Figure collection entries
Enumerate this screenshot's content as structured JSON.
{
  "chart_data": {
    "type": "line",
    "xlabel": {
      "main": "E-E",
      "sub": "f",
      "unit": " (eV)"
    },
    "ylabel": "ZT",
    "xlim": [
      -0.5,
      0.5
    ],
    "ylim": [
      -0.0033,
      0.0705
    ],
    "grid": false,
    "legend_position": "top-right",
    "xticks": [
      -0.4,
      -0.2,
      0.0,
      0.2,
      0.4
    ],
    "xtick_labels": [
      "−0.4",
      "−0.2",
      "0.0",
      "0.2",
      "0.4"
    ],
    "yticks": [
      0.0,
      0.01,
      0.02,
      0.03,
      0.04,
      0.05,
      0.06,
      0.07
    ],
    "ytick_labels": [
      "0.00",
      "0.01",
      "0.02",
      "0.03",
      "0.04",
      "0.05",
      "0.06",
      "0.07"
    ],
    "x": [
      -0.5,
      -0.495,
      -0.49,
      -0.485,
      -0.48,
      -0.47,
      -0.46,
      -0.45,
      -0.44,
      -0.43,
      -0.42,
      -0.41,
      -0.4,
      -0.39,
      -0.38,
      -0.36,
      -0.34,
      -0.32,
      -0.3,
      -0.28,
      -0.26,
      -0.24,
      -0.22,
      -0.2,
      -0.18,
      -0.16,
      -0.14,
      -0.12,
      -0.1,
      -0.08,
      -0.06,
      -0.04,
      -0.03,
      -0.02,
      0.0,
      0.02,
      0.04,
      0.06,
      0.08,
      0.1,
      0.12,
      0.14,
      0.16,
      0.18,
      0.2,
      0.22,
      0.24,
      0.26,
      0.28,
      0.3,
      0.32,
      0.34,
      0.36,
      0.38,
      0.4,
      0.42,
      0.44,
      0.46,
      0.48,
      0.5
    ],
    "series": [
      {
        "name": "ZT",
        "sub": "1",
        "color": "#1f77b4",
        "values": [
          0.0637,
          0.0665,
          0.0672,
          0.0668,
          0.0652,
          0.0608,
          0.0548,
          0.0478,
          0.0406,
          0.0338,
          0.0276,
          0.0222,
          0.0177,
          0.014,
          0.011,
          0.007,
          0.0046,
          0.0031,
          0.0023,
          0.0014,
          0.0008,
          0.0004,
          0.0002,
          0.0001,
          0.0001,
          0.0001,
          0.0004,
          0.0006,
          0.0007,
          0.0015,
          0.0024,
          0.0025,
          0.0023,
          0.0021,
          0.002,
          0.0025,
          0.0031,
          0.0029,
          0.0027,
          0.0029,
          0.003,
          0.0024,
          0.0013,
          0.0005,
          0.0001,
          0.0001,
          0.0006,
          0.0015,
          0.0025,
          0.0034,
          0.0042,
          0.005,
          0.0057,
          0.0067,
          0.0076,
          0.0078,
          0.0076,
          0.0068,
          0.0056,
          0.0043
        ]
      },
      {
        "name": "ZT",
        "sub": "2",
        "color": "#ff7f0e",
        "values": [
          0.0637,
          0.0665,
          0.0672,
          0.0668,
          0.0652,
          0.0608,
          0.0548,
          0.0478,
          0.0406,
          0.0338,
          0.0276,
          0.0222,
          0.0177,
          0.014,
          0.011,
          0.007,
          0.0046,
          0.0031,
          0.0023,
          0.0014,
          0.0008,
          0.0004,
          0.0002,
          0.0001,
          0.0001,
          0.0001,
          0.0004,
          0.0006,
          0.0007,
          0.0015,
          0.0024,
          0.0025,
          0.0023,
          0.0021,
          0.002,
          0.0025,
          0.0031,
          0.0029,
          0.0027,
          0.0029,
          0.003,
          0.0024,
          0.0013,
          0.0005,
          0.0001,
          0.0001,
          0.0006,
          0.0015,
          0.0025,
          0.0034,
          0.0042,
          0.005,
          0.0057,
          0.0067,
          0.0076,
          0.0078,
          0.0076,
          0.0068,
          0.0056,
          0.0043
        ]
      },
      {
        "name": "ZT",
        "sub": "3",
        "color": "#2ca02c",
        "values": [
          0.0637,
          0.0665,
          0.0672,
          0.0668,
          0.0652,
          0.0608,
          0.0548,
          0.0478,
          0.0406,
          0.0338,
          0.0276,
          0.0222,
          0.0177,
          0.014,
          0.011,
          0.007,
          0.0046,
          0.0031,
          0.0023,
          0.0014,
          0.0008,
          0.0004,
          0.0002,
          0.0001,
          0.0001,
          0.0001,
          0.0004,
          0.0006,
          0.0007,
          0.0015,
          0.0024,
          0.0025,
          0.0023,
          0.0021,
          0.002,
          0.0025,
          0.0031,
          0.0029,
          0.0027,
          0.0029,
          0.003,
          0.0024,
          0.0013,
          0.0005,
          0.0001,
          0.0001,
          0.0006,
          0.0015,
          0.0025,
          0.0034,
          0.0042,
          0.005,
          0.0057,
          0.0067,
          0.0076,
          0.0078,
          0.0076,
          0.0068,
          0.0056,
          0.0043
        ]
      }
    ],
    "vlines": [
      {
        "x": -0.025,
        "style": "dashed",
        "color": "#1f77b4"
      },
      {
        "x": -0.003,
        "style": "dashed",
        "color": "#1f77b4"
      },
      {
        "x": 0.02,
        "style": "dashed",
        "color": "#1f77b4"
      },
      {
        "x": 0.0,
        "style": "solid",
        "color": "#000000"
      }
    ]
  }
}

* [Task prompt]
Using the listing, collect all lines in which the string "color" is found.

* [Solution]
        "color": "#1f77b4",
        "color": "#ff7f0e",
        "color": "#2ca02c",
        "color": "#1f77b4"
        "color": "#1f77b4"
        "color": "#1f77b4"
        "color": "#000000"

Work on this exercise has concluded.